[Request]:
Retype every line of the rows below with no changes.

[Layout coordinate data]

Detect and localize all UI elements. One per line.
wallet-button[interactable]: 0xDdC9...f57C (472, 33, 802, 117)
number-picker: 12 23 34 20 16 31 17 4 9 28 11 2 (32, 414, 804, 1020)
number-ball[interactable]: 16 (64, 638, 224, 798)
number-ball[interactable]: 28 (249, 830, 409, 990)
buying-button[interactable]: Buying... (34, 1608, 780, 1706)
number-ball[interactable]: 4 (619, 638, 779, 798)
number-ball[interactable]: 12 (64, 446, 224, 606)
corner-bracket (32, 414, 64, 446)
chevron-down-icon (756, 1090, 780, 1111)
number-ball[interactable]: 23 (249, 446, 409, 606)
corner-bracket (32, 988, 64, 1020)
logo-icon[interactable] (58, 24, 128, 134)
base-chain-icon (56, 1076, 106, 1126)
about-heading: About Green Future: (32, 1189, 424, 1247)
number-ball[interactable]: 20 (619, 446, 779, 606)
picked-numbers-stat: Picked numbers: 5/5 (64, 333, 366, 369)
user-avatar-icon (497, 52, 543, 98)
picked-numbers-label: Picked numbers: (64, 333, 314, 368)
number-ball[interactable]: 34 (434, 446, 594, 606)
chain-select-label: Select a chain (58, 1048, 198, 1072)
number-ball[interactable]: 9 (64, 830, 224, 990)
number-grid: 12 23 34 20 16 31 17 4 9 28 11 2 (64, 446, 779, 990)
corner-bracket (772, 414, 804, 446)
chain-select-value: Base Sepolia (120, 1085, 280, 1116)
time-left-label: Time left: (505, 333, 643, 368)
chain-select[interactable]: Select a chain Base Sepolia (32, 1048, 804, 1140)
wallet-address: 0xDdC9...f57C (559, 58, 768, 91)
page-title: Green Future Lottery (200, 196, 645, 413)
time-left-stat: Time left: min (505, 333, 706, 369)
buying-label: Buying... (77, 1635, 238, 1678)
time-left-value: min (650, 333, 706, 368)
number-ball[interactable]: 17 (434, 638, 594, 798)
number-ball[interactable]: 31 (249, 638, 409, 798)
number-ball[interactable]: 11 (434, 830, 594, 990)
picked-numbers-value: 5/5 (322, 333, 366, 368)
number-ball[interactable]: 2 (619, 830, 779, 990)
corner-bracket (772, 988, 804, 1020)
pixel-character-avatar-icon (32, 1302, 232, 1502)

[Task response]:
Detect and localize all UI elements. One per line.
wallet-button[interactable]: 0xDdC9...f57C (472, 33, 802, 117)
number-picker: 12 23 34 20 16 31 17 4 9 28 11 2 (32, 414, 804, 1020)
number-ball[interactable]: 16 (64, 638, 224, 798)
number-ball[interactable]: 28 (249, 830, 409, 990)
buying-button[interactable]: Buying... (34, 1608, 780, 1706)
number-ball[interactable]: 4 (619, 638, 779, 798)
number-ball[interactable]: 12 (64, 446, 224, 606)
corner-bracket (32, 414, 64, 446)
chevron-down-icon (756, 1090, 780, 1111)
number-ball[interactable]: 23 (249, 446, 409, 606)
corner-bracket (32, 988, 64, 1020)
logo-icon[interactable] (58, 24, 128, 134)
base-chain-icon (56, 1076, 106, 1126)
about-heading: About Green Future: (32, 1189, 424, 1247)
number-ball[interactable]: 20 (619, 446, 779, 606)
picked-numbers-stat: Picked numbers: 5/5 (64, 333, 366, 369)
user-avatar-icon (497, 52, 543, 98)
picked-numbers-label: Picked numbers: (64, 333, 314, 368)
number-ball[interactable]: 34 (434, 446, 594, 606)
chain-select-label: Select a chain (58, 1048, 198, 1072)
number-ball[interactable]: 9 (64, 830, 224, 990)
number-grid: 12 23 34 20 16 31 17 4 9 28 11 2 (64, 446, 779, 990)
corner-bracket (772, 414, 804, 446)
chain-select-value: Base Sepolia (120, 1085, 280, 1116)
time-left-label: Time left: (505, 333, 643, 368)
chain-select[interactable]: Select a chain Base Sepolia (32, 1048, 804, 1140)
wallet-address: 0xDdC9...f57C (559, 58, 768, 91)
page-title: Green Future Lottery (200, 196, 645, 413)
time-left-stat: Time left: min (505, 333, 706, 369)
buying-label: Buying... (77, 1635, 238, 1678)
time-left-value: min (650, 333, 706, 368)
number-ball[interactable]: 17 (434, 638, 594, 798)
number-ball[interactable]: 31 (249, 638, 409, 798)
number-ball[interactable]: 11 (434, 830, 594, 990)
picked-numbers-value: 5/5 (322, 333, 366, 368)
number-ball[interactable]: 2 (619, 830, 779, 990)
corner-bracket (772, 988, 804, 1020)
pixel-character-avatar-icon (32, 1302, 232, 1502)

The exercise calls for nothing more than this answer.